Set task: Lines that include the word "Endothelin" are the ones to copy.

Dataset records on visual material
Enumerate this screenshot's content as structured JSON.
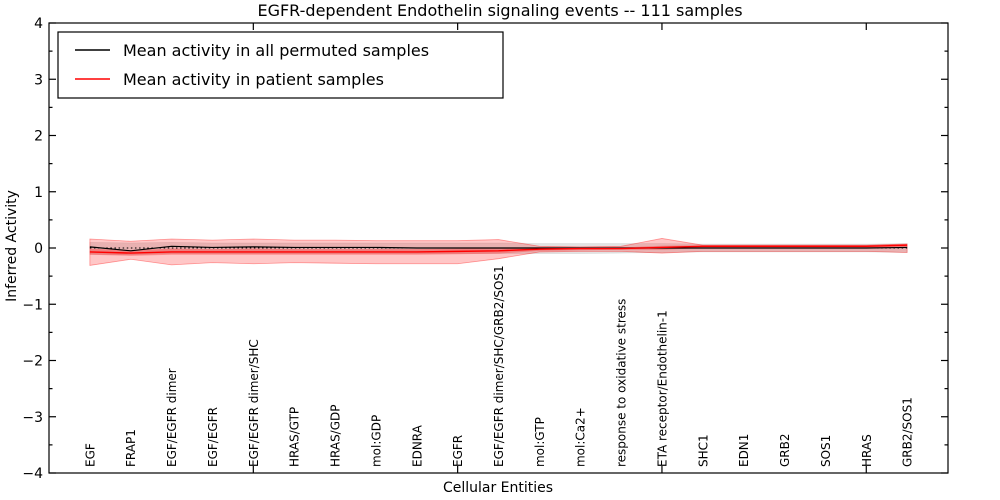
{
  "figure": {
    "background": "#ffffff",
    "frame_color": "#000000"
  },
  "chart_data": {
    "type": "line",
    "title": "EGFR-dependent Endothelin signaling events -- 111 samples",
    "xlabel": "Cellular Entities",
    "ylabel": "Inferred Activity",
    "ylim": [
      -4,
      4
    ],
    "xlim": [
      0,
      22
    ],
    "ytick_major_step": 1,
    "ytick_minor_step": 0.5,
    "xtick_major_positions": [
      5,
      10,
      15,
      20
    ],
    "grid": false,
    "legend_position": "upper-left",
    "categories": [
      "EGF",
      "FRAP1",
      "EGF/EGFR dimer",
      "EGF/EGFR",
      "EGF/EGFR dimer/SHC",
      "HRAS/GTP",
      "HRAS/GDP",
      "mol:GDP",
      "EDNRA",
      "EGFR",
      "EGF/EGFR dimer/SHC/GRB2/SOS1",
      "mol:GTP",
      "mol:Ca2+",
      "response to oxidative stress",
      "ETA receptor/Endothelin-1",
      "SHC1",
      "EDN1",
      "GRB2",
      "SOS1",
      "HRAS",
      "GRB2/SOS1"
    ],
    "series": [
      {
        "name": "Mean activity in all permuted samples",
        "color": "#000000",
        "line_width": 1.2,
        "values": [
          0.02,
          -0.05,
          0.03,
          0.01,
          0.02,
          0.01,
          0.01,
          0.01,
          0.0,
          0.0,
          0.0,
          0.0,
          0.0,
          0.0,
          0.0,
          0.0,
          0.0,
          0.0,
          0.0,
          0.0,
          0.01
        ]
      },
      {
        "name": "Mean activity in patient samples",
        "color": "#ff0000",
        "line_width": 1.4,
        "values": [
          -0.07,
          -0.09,
          -0.07,
          -0.07,
          -0.07,
          -0.07,
          -0.07,
          -0.07,
          -0.07,
          -0.06,
          -0.05,
          -0.02,
          -0.01,
          -0.01,
          0.01,
          0.03,
          0.03,
          0.03,
          0.03,
          0.03,
          0.05
        ]
      }
    ],
    "bands": [
      {
        "name": "permuted-samples-range",
        "color": "#000000",
        "opacity": 0.11,
        "edge_opacity": 0.07,
        "upper": [
          0.1,
          0.09,
          0.1,
          0.09,
          0.09,
          0.09,
          0.09,
          0.09,
          0.09,
          0.09,
          0.09,
          0.08,
          0.08,
          0.08,
          0.08,
          0.07,
          0.07,
          0.07,
          0.07,
          0.07,
          0.08
        ],
        "lower": [
          -0.11,
          -0.12,
          -0.1,
          -0.1,
          -0.1,
          -0.1,
          -0.1,
          -0.1,
          -0.1,
          -0.1,
          -0.1,
          -0.1,
          -0.1,
          -0.09,
          -0.08,
          -0.07,
          -0.07,
          -0.07,
          -0.07,
          -0.07,
          -0.08
        ]
      },
      {
        "name": "patient-samples-outer-range",
        "color": "#ff0000",
        "opacity": 0.22,
        "edge_opacity": 0.38,
        "upper": [
          0.16,
          0.12,
          0.16,
          0.14,
          0.16,
          0.14,
          0.14,
          0.13,
          0.13,
          0.13,
          0.15,
          0.03,
          0.02,
          0.03,
          0.17,
          0.05,
          0.05,
          0.05,
          0.05,
          0.05,
          0.07
        ],
        "lower": [
          -0.31,
          -0.2,
          -0.3,
          -0.26,
          -0.28,
          -0.26,
          -0.27,
          -0.28,
          -0.28,
          -0.28,
          -0.19,
          -0.07,
          -0.06,
          -0.06,
          -0.09,
          -0.06,
          -0.06,
          -0.06,
          -0.06,
          -0.06,
          -0.08
        ]
      },
      {
        "name": "patient-samples-inner-range",
        "color": "#ff0000",
        "opacity": 0.28,
        "edge_opacity": 0.0,
        "upper": [
          -0.01,
          -0.04,
          -0.01,
          -0.02,
          -0.01,
          -0.02,
          -0.02,
          -0.02,
          -0.02,
          -0.01,
          0.0,
          0.0,
          0.01,
          0.01,
          0.04,
          0.05,
          0.05,
          0.05,
          0.05,
          0.05,
          0.07
        ],
        "lower": [
          -0.12,
          -0.14,
          -0.12,
          -0.12,
          -0.12,
          -0.12,
          -0.12,
          -0.12,
          -0.12,
          -0.11,
          -0.1,
          -0.05,
          -0.04,
          -0.03,
          -0.03,
          0.0,
          0.0,
          0.0,
          0.0,
          0.0,
          0.02
        ]
      }
    ],
    "zero_line": {
      "y": 0,
      "style": "dotted",
      "color": "#000000"
    }
  }
}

Correct response:
    "title": "EGFR-dependent Endothelin signaling events -- 111 samples",
      "ETA receptor/Endothelin-1",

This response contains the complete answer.